• [Aim]: Determine the count of lines holding "logo" and give that count alone.

[Data records]
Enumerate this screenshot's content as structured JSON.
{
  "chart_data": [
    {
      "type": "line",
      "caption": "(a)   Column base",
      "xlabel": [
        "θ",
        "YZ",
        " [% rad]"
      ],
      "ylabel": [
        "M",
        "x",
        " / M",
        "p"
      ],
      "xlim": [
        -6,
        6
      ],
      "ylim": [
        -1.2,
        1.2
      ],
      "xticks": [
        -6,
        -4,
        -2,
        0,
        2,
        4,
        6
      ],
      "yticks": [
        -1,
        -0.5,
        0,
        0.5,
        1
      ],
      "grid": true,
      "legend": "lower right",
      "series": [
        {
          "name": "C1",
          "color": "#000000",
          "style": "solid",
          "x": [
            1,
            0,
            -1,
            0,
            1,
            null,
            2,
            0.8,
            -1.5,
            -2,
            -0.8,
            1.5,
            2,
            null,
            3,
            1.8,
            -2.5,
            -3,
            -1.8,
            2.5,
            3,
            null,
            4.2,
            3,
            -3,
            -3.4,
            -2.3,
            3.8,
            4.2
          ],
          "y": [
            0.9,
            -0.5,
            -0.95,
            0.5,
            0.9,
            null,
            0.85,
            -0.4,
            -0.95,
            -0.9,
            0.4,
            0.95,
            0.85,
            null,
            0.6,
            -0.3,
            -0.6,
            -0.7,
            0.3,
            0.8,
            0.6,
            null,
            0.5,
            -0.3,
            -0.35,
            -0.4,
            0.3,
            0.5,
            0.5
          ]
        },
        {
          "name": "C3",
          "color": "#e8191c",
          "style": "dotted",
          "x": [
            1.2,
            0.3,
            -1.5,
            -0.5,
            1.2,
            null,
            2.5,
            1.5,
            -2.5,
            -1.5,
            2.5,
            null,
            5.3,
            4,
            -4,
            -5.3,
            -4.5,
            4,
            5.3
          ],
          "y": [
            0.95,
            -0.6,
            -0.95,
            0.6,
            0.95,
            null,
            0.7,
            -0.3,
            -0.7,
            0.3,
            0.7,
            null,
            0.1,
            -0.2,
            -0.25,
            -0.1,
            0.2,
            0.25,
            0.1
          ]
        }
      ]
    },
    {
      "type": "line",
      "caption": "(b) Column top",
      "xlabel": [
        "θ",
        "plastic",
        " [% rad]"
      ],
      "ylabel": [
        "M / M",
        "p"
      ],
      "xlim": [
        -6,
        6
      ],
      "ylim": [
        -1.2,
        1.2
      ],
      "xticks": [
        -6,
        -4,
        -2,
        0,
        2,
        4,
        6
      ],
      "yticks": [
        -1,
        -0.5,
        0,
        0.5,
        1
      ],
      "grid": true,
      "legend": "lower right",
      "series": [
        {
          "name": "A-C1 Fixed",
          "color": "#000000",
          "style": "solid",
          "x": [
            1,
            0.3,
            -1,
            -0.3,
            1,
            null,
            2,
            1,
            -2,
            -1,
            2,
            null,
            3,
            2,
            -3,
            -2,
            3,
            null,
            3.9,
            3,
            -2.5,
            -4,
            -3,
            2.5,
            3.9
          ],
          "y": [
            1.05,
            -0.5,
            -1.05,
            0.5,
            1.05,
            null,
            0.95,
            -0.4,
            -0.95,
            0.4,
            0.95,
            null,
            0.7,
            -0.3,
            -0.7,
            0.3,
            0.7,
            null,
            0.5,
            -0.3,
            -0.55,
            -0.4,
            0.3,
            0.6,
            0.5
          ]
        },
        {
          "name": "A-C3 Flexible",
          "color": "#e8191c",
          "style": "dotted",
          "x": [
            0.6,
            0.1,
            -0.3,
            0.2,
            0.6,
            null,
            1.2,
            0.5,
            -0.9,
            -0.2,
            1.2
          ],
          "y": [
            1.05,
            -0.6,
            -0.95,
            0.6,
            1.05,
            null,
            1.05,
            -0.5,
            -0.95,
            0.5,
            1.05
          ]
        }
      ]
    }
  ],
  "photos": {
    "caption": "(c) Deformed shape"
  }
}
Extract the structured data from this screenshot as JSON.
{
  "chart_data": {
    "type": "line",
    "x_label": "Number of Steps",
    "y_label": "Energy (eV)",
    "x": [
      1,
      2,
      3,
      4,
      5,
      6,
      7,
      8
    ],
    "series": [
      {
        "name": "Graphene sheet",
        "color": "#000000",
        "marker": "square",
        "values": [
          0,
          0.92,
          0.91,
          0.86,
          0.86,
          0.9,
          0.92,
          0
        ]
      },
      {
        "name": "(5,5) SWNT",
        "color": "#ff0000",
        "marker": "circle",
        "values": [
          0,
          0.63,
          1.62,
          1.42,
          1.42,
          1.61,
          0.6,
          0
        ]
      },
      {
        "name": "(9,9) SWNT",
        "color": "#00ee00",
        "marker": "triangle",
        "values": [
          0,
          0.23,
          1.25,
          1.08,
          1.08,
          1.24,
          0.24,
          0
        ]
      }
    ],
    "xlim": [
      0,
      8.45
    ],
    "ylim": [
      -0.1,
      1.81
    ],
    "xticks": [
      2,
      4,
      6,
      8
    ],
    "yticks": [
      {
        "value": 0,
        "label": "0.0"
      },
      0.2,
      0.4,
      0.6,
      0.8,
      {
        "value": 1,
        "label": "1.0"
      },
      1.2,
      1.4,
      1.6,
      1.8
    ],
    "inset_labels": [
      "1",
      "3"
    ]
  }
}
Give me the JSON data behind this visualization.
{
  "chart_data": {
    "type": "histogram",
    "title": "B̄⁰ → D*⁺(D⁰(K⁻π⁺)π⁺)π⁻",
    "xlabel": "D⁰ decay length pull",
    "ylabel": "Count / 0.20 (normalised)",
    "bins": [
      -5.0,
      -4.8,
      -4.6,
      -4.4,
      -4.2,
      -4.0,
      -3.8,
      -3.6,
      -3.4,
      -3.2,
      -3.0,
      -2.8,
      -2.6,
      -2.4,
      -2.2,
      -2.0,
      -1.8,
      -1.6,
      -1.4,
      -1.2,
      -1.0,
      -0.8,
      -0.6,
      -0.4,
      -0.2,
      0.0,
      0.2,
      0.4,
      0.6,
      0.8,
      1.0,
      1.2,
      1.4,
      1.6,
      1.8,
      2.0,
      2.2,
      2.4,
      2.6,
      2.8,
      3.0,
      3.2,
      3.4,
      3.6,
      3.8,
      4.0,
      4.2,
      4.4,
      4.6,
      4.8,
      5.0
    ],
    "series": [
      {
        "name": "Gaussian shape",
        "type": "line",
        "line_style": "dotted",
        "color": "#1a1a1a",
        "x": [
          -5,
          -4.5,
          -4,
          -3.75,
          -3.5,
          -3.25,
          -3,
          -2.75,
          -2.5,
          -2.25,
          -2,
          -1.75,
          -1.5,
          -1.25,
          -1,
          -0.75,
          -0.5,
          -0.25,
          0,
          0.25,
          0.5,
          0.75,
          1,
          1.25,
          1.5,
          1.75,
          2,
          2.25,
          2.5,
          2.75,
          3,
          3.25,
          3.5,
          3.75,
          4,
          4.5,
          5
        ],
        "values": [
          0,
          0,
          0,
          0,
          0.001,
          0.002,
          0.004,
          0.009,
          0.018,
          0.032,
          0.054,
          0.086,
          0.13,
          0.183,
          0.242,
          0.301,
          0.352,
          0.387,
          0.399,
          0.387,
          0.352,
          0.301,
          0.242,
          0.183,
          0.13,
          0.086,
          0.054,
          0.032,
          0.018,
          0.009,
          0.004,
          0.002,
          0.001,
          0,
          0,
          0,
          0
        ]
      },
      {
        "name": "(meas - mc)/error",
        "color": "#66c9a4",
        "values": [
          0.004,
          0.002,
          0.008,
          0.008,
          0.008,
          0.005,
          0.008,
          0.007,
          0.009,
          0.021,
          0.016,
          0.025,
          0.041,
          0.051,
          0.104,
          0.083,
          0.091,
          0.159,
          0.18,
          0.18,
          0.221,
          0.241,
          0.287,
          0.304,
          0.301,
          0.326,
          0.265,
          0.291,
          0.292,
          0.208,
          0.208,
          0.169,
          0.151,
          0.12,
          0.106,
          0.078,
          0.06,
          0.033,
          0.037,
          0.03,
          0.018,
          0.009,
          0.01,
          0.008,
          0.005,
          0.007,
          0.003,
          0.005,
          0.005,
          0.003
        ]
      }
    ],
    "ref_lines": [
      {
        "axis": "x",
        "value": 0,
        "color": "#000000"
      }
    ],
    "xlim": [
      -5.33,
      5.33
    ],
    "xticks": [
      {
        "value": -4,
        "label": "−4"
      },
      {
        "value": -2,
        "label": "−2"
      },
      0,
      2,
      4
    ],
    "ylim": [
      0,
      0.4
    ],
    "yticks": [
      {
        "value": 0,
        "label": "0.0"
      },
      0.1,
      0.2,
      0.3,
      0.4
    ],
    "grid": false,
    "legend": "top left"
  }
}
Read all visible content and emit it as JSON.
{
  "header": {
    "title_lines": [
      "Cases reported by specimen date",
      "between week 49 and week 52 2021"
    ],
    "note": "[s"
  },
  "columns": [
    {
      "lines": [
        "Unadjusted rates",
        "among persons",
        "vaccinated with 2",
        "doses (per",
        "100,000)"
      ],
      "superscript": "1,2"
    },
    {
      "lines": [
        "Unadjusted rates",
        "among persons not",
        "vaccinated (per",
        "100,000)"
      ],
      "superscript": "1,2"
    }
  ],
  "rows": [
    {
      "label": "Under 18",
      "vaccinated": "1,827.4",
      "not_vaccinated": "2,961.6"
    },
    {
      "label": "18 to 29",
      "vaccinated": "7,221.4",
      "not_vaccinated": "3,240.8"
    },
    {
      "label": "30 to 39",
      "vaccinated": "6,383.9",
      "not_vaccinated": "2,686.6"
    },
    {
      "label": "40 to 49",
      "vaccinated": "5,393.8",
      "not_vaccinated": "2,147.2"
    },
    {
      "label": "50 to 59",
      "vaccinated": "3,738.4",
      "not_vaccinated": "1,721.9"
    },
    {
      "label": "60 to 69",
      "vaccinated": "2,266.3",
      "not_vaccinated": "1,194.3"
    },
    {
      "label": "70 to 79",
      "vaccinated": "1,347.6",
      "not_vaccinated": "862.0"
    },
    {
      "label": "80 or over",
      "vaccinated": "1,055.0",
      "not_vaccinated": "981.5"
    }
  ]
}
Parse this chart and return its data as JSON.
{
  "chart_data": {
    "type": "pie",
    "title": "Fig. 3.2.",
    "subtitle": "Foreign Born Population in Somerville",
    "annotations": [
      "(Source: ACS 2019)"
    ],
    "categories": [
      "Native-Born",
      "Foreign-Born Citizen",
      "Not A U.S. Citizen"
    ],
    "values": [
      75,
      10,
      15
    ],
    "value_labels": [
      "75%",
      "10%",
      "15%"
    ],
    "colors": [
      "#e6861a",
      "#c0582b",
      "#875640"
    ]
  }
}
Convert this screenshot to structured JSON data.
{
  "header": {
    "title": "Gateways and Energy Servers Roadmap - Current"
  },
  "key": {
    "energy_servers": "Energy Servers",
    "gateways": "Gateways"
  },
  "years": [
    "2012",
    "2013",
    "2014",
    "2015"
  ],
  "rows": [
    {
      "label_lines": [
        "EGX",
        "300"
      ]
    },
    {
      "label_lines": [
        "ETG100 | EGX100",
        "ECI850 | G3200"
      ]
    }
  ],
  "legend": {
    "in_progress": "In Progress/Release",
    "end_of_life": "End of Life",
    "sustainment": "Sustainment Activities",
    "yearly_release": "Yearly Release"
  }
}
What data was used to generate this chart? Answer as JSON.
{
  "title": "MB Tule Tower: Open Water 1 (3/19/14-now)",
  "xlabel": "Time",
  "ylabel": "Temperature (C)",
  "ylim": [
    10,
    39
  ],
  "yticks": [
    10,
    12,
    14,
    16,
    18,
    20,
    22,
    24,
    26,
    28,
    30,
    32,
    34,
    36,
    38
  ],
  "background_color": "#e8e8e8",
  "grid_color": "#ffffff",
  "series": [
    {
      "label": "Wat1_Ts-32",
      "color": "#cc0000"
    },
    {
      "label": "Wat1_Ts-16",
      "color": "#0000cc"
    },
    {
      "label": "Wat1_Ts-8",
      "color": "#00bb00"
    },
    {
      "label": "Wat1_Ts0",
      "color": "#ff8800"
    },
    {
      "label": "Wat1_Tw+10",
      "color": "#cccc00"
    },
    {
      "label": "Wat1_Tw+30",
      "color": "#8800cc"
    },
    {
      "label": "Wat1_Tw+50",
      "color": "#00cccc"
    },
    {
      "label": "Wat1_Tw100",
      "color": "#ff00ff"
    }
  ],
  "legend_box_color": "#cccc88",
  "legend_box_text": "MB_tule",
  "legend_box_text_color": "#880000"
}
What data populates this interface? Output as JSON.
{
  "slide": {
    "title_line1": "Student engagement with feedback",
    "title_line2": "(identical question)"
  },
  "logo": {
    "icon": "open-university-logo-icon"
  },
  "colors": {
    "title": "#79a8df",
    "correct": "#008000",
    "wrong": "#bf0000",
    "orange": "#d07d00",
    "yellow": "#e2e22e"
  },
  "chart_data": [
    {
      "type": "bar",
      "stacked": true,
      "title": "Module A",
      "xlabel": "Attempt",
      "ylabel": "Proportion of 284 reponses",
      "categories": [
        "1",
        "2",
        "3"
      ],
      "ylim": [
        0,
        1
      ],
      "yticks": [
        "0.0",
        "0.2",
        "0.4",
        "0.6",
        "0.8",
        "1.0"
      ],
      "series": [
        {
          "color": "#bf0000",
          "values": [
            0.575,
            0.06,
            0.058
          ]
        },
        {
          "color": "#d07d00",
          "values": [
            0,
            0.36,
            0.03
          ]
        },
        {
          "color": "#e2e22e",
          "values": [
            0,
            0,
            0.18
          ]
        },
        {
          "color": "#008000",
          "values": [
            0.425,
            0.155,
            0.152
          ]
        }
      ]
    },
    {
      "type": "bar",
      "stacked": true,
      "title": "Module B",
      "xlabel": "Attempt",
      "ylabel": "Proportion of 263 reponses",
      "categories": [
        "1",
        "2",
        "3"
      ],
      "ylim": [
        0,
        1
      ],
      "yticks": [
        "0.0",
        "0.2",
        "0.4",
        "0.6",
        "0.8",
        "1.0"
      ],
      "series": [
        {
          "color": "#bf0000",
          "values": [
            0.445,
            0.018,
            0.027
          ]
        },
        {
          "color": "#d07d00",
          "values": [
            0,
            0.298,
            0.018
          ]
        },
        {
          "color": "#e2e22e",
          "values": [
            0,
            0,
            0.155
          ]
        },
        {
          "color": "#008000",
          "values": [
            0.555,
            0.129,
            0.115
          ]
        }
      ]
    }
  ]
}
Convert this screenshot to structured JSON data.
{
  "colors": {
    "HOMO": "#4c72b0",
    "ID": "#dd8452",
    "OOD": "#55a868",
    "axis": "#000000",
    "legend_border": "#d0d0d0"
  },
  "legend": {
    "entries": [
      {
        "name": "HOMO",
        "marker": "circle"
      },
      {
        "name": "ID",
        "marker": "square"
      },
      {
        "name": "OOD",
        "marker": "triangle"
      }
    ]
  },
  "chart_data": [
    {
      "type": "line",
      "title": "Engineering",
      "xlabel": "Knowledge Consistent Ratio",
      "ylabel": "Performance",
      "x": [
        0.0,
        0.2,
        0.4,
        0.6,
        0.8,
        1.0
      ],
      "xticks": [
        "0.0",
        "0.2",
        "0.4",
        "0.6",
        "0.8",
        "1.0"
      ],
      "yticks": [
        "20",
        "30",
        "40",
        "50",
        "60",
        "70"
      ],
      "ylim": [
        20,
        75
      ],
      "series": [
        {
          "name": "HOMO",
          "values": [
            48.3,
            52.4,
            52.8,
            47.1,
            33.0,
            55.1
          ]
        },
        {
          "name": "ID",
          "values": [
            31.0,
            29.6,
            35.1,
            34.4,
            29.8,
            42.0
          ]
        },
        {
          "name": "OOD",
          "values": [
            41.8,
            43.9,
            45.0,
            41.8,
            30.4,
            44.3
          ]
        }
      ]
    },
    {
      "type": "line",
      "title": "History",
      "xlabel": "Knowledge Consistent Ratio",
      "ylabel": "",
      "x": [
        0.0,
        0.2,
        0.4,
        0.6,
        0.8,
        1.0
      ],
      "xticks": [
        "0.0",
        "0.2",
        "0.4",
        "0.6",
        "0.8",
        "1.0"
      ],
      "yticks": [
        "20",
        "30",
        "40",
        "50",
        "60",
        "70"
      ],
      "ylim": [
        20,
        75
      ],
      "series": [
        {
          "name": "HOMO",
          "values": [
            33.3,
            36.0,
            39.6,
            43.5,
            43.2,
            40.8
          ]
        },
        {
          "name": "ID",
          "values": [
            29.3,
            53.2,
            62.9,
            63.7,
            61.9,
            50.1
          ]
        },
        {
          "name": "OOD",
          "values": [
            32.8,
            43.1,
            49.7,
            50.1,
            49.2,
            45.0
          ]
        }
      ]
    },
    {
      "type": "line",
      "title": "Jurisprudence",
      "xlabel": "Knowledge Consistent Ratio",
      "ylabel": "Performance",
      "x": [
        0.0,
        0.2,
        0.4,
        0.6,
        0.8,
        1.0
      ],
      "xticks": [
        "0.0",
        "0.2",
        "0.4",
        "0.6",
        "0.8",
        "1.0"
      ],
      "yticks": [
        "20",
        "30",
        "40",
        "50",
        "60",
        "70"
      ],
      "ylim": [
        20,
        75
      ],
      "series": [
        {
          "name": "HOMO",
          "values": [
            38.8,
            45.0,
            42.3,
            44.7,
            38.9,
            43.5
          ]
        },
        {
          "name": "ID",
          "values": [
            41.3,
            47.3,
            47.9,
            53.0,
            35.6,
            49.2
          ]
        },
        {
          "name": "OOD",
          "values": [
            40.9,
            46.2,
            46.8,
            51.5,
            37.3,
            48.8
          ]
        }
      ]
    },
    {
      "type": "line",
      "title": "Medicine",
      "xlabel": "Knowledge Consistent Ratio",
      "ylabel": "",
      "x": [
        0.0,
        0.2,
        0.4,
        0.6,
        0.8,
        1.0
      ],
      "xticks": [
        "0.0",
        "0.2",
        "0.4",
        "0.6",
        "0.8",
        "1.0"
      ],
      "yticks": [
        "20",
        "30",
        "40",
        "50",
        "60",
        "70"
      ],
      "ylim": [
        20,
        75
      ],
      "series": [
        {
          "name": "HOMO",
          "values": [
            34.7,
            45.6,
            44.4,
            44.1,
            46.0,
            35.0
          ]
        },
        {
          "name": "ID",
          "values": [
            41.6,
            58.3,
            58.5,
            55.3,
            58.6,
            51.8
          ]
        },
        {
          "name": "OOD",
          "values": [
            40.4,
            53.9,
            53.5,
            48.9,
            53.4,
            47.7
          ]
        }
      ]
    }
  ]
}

• [Exercise result]: 2